━━ SUPPLIED RECORDS ━━

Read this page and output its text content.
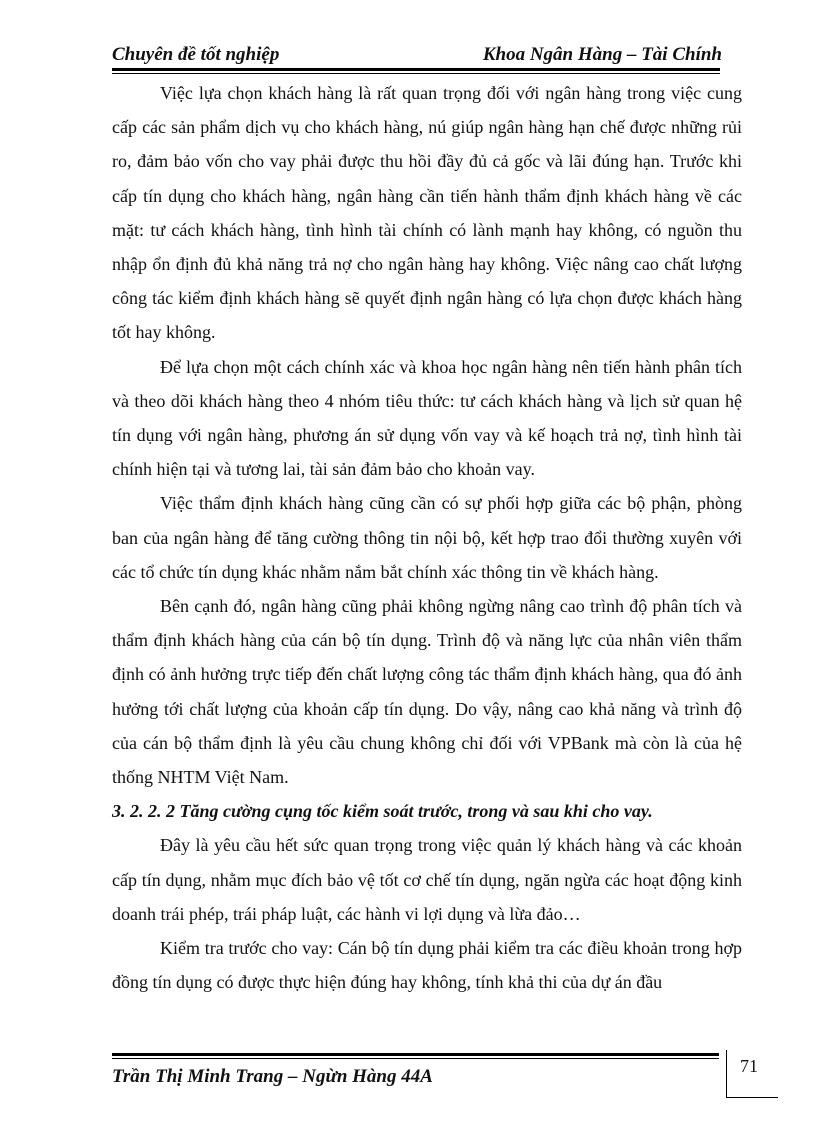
Chuyên đề tốt nghiệp	Khoa Ngân Hàng – Tài Chính

Việc lựa chọn khách hàng là rất quan trọng đối với ngân hàng trong việc cung cấp các sản phẩm dịch vụ cho khách hàng, nú giúp ngân hàng hạn chế được những rủi ro, đảm bảo vốn cho vay phải được thu hồi đầy đủ cả gốc và lãi đúng hạn. Trước khi cấp tín dụng cho khách hàng, ngân hàng cần tiến hành thẩm định khách hàng về các mặt: tư cách khách hàng, tình hình tài chính có lành mạnh hay không, có nguồn thu nhập ổn định đủ khả năng trả nợ cho ngân hàng hay không. Việc nâng cao chất lượng công tác kiểm định khách hàng sẽ quyết định ngân hàng có lựa chọn được khách hàng tốt hay không.

Để lựa chọn một cách chính xác và khoa học ngân hàng nên tiến hành phân tích và theo dõi khách hàng theo 4 nhóm tiêu thức: tư cách khách hàng và lịch sử quan hệ tín dụng với ngân hàng, phương án sử dụng vốn vay và kế hoạch trả nợ, tình hình tài chính hiện tại và tương lai, tài sản đảm bảo cho khoản vay.

Việc thẩm định khách hàng cũng cần có sự phối hợp giữa các bộ phận, phòng ban của ngân hàng để tăng cường thông tin nội bộ, kết hợp trao đổi thường xuyên với các tổ chức tín dụng khác nhằm nắm bắt chính xác thông tin về khách hàng.

Bên cạnh đó, ngân hàng cũng phải không ngừng nâng cao trình độ phân tích và thẩm định khách hàng của cán bộ tín dụng. Trình độ và năng lực của nhân viên thẩm định có ảnh hưởng trực tiếp đến chất lượng công tác thẩm định khách hàng, qua đó ảnh hưởng tới chất lượng của khoản cấp tín dụng. Do vậy, nâng cao khả năng và trình độ của cán bộ thẩm định là yêu cầu chung không chỉ đối với VPBank mà còn là của hệ thống NHTM Việt Nam.

3. 2. 2. 2 Tăng cường cụng tốc kiểm soát trước, trong và sau khi cho vay.

Đây là yêu cầu hết sức quan trọng trong việc quản lý khách hàng và các khoản cấp tín dụng, nhằm mục đích bảo vệ tốt cơ chế tín dụng, ngăn ngừa các hoạt động kinh doanh trái phép, trái pháp luật, các hành vi lợi dụng và lừa đảo…

Kiểm tra trước cho vay: Cán bộ tín dụng phải kiểm tra các điều khoản trong hợp đồng tín dụng có được thực hiện đúng hay không, tính khả thi của dự án đầu

Trần Thị Minh Trang – Ngừn Hàng 44A	71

━━━

- WHAT IS NEEDED:
Look through the records above and report how many lines hold the word "nhằm", giving only the number.

- EXERCISE OUTPUT:
2